# What you have to do
Extract every line that contains the string "Retention".

— BEGIN Record set —

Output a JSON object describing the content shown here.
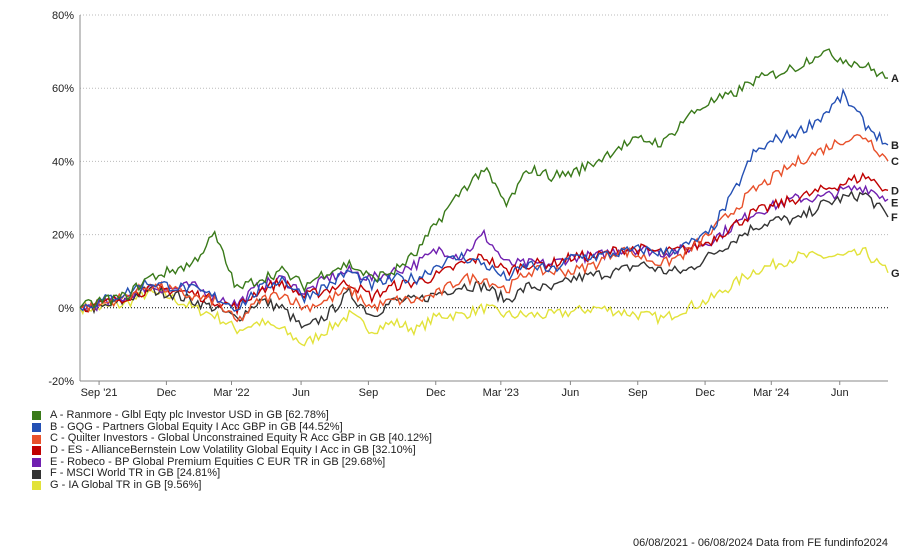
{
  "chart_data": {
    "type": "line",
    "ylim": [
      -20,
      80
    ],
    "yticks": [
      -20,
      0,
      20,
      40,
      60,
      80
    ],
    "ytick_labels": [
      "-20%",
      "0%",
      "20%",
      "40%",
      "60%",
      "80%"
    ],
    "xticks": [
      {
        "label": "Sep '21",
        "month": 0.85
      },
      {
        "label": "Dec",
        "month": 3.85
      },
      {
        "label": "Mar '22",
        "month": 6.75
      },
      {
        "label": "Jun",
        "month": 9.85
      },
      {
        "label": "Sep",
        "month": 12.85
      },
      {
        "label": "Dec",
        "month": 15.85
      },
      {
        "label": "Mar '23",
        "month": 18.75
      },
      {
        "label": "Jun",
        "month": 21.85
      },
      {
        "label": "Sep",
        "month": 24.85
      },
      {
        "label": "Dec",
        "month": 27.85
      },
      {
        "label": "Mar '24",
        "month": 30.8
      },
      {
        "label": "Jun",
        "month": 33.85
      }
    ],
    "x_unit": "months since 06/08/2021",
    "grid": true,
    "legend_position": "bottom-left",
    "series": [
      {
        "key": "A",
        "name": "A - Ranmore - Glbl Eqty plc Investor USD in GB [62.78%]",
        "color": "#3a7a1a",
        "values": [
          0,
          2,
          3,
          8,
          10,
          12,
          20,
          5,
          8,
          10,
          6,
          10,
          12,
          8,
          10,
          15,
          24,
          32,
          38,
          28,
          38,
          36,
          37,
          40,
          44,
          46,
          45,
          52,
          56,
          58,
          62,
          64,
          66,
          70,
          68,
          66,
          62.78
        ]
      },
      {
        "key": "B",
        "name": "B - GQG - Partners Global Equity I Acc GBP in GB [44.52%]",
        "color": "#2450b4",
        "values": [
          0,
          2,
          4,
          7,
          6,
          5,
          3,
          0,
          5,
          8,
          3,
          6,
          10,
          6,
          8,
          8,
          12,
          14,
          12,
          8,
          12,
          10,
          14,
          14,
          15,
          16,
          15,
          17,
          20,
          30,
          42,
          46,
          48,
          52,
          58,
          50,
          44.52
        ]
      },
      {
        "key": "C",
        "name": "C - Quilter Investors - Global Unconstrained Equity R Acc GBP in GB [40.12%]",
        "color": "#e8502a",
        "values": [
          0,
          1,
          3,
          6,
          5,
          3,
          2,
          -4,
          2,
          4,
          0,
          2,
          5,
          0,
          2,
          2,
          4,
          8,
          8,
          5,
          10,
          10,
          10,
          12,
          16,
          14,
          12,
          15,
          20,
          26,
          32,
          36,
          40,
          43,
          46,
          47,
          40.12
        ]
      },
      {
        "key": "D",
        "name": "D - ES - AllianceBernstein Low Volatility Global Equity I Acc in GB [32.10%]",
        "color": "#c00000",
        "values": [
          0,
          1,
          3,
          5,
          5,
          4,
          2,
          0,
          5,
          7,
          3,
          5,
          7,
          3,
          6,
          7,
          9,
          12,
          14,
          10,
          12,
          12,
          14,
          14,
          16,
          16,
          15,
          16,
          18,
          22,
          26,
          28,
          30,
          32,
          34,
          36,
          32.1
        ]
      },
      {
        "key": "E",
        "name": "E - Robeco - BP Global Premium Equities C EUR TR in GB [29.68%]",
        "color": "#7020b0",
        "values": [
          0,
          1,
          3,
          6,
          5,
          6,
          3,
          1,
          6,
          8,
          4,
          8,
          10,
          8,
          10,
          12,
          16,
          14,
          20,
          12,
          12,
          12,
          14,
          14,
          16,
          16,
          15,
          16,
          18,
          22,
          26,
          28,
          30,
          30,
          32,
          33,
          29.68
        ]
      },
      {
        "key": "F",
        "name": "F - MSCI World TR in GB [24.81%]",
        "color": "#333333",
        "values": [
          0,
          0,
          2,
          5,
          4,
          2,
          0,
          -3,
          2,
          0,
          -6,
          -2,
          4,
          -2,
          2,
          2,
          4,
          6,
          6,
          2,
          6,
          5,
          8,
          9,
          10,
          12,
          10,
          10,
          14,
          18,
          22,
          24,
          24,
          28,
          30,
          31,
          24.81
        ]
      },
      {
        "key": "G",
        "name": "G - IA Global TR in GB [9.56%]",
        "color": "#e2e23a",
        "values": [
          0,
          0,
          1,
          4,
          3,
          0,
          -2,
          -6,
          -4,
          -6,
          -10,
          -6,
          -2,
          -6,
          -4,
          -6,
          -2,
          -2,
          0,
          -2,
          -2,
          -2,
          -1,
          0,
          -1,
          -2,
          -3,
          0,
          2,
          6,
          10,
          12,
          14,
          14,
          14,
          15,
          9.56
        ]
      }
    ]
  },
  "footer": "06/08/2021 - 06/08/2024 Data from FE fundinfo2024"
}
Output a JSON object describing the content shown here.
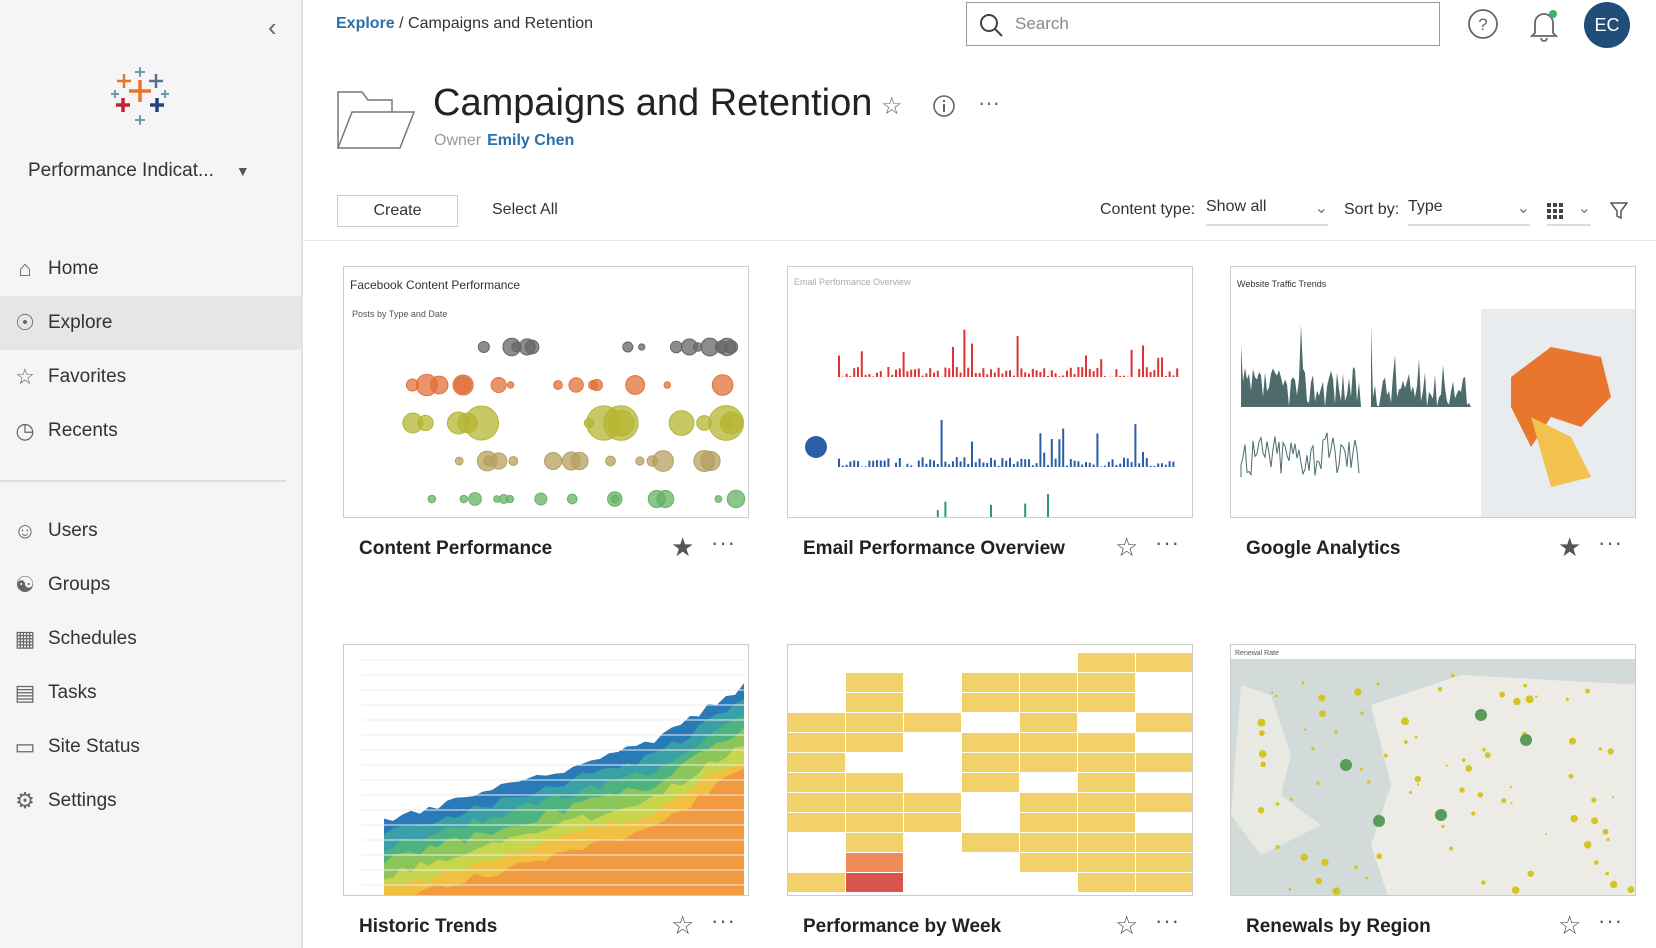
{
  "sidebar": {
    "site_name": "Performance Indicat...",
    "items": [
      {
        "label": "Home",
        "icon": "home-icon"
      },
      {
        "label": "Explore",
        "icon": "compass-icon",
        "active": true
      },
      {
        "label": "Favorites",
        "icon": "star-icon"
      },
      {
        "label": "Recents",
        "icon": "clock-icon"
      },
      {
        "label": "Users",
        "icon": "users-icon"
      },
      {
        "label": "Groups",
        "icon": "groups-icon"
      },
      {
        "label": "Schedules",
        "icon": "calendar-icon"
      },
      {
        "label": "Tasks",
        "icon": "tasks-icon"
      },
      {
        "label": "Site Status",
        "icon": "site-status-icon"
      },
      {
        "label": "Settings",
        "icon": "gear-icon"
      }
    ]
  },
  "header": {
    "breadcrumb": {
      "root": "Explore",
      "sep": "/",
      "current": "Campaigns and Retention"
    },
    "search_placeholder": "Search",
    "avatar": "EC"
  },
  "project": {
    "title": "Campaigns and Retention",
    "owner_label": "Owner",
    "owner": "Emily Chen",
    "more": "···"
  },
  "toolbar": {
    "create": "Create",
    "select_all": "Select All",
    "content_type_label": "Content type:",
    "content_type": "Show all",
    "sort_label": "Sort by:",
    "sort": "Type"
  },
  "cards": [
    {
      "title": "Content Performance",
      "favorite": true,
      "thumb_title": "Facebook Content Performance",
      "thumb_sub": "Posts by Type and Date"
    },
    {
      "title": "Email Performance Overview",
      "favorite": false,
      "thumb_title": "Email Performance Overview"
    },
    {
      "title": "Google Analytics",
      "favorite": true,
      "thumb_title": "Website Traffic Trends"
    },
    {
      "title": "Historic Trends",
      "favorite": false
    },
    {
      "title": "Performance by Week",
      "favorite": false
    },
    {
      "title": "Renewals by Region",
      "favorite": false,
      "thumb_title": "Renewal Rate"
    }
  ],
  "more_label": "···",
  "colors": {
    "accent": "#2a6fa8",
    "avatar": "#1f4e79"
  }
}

— END Record set —

# Written response
      "current": "Campaigns and Retention"
    "title": "Campaigns and Retention",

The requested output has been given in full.